I never understand it when a candidate shows up late for an interview. It’s a job interview, and presumably since you scheduled it, employers assume you want the job. I mean, I JUST don’t understand when a candidate shows up 30 minutes late and expects that the employer will still want to conduct the interview. Would you show up to your wedding 30 minutes late? (If the answer is yes, its likely best to stick with the singles scene for while)
While life indeed “happens” – traffic occurs (especially if you live here in DC!), kids get sick, and clocks lose power occasionally, there are things you have in your power to ensure that you can reduce the potential for you to be late for a job interview.
- Leave with plenty of time. If you know that a commute to a certain area can be hectic, give yourself plenty of time to get there. Get there too early? I’m sure one of these places would be happy to take your $5.25 for a latte while you prepare further for the interview. Additonally, try to schedule your interview at non-peak times of the day if you are going to a place that is notoriously traffic-laden in the AM or PM rush hours.
- Map it out and take a test drive prior to the interview. Saying that you got lost on the way to an interview tells an employer that you A. Don’t know how to use technology (specifically a GPS) OR B. Didn’t bother to map out the locale. With as much technology as we have on smart phones these days, everything can be found with a few slides of the thumb.
- Have backup alarms to get you up well ahead of time. “I overslept” just doesn’t work for employers. You have an alarm clock, your cell phone, the old school telephone (yes, ask someone for a wake up call if that is a challenge for you)
Always have a plan and stick to that plan. You get one shot your potential employer to make your 1st impression. This is one of the easiest slip-ups to control, so take ownership of it. Employers remember who was late, and who stood them up. The memory of a good recruiter is a vast expanse that holds more long term tidbits than should be allowed by law. They will remember you. Make sure its for the right reasons.
I ran late for an interview only once. It happened because it was raining and there was an accident, of which I got caught up in the traffic, so it was not my fault even though I left in plenty of time.

• • • • •

WRITTEN TASK 1 »
Quote the passage of the post about being late for job interviews that opens with the words containing "I never understand" and closes with "a job interview.".
The post about being late for job interviews and the entries after it are unrelated material.

• • • • •

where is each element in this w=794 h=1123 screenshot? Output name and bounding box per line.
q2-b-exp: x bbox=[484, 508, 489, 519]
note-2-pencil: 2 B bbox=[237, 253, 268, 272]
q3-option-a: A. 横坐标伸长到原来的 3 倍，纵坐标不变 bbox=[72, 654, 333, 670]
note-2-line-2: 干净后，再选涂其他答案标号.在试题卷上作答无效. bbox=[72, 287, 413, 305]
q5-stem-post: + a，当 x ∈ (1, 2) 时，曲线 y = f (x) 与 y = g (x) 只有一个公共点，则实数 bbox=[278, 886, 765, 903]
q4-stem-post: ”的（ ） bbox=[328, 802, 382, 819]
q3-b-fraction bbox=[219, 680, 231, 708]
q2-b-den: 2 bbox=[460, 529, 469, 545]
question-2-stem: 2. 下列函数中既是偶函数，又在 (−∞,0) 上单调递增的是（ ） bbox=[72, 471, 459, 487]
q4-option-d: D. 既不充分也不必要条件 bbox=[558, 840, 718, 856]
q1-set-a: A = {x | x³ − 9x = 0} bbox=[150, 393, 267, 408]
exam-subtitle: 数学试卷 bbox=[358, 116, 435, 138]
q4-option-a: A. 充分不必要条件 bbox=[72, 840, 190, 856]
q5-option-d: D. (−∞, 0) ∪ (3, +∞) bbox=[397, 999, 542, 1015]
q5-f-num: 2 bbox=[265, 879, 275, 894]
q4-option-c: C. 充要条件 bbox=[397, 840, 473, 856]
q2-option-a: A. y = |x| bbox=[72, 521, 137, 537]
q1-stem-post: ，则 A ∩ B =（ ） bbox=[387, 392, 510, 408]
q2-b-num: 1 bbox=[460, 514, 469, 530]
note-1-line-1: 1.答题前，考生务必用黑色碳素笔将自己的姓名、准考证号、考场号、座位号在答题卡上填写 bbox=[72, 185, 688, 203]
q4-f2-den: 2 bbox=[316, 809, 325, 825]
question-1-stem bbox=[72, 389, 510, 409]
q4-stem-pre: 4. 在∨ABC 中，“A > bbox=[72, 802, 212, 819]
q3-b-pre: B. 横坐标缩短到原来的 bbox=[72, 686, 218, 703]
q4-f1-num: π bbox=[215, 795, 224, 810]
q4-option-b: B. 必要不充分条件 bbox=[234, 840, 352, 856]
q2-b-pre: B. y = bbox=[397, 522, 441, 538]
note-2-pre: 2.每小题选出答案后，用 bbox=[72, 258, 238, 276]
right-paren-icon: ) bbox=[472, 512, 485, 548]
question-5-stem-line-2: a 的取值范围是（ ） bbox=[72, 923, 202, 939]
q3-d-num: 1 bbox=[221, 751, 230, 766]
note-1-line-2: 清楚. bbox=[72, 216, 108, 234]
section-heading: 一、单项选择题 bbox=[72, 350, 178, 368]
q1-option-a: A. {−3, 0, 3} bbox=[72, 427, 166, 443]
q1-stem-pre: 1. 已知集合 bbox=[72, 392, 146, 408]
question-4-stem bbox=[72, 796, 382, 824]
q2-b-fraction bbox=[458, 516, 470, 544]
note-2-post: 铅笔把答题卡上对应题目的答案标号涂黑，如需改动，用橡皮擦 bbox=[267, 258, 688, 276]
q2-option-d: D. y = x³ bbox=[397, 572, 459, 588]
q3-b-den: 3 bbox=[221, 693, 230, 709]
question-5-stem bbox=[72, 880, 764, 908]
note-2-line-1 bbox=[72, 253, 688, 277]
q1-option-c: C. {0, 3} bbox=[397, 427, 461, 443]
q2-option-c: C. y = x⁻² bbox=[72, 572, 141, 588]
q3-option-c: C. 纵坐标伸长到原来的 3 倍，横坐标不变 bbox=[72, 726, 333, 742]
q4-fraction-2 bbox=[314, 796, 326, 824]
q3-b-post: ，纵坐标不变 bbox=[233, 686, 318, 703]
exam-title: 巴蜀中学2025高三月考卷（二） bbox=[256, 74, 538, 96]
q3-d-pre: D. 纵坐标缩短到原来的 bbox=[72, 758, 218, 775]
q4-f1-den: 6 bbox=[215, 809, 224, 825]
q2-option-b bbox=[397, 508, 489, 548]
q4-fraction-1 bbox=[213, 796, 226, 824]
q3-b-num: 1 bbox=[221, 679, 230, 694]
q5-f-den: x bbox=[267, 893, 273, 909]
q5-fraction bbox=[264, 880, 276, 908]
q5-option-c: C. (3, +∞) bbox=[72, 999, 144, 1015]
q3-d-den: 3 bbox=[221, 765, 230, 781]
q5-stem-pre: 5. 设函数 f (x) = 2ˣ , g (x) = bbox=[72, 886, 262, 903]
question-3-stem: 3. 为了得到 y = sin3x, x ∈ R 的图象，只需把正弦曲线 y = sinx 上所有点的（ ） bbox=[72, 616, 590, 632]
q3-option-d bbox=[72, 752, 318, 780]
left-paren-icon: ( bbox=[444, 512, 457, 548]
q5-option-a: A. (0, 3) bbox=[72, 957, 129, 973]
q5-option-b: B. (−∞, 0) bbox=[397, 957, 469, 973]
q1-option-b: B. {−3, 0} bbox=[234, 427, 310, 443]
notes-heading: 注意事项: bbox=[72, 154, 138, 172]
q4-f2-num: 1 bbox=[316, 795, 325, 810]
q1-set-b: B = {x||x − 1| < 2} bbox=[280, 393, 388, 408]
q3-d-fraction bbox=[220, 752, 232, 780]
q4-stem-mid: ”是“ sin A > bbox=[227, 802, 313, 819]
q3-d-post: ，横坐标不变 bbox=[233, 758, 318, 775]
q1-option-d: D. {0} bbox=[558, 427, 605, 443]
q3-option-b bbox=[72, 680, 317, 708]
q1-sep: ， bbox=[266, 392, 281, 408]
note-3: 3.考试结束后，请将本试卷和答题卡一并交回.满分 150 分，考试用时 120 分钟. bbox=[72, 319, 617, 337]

• • • • •

WRITTEN TASK 2 »
Print the entries from their first line through the line containing "802, 382, 819]", both ends included, leaving every line unchanged.

WRITTEN ANSWER 1 »
I never understand it when a candidate shows up late for an interview. It’s a job interview, and presumably since you scheduled it, employers assume you want the job. I mean, I JUST don’t understand when a candidate shows up 30 minutes late and expects that the employer will still want to conduct the interview. Would you show up to your wedding 30 minutes late? (If the answer is yes, its likely best to stick with the singles scene for while)
While life indeed “happens” – traffic occurs (especially if you live here in DC!), kids get sick, and clocks lose power occasionally, there are things you have in your power to ensure that you can reduce the potential for you to be late for a job interview.

WRITTEN ANSWER 2 »
where is each element in this w=794 h=1123 screenshot? Output name and bounding box per line.
q2-b-exp: x bbox=[484, 508, 489, 519]
note-2-pencil: 2 B bbox=[237, 253, 268, 272]
q3-option-a: A. 横坐标伸长到原来的 3 倍，纵坐标不变 bbox=[72, 654, 333, 670]
note-2-line-2: 干净后，再选涂其他答案标号.在试题卷上作答无效. bbox=[72, 287, 413, 305]
q5-stem-post: + a，当 x ∈ (1, 2) 时，曲线 y = f (x) 与 y = g (x) 只有一个公共点，则实数 bbox=[278, 886, 765, 903]
q4-stem-post: ”的（ ） bbox=[328, 802, 382, 819]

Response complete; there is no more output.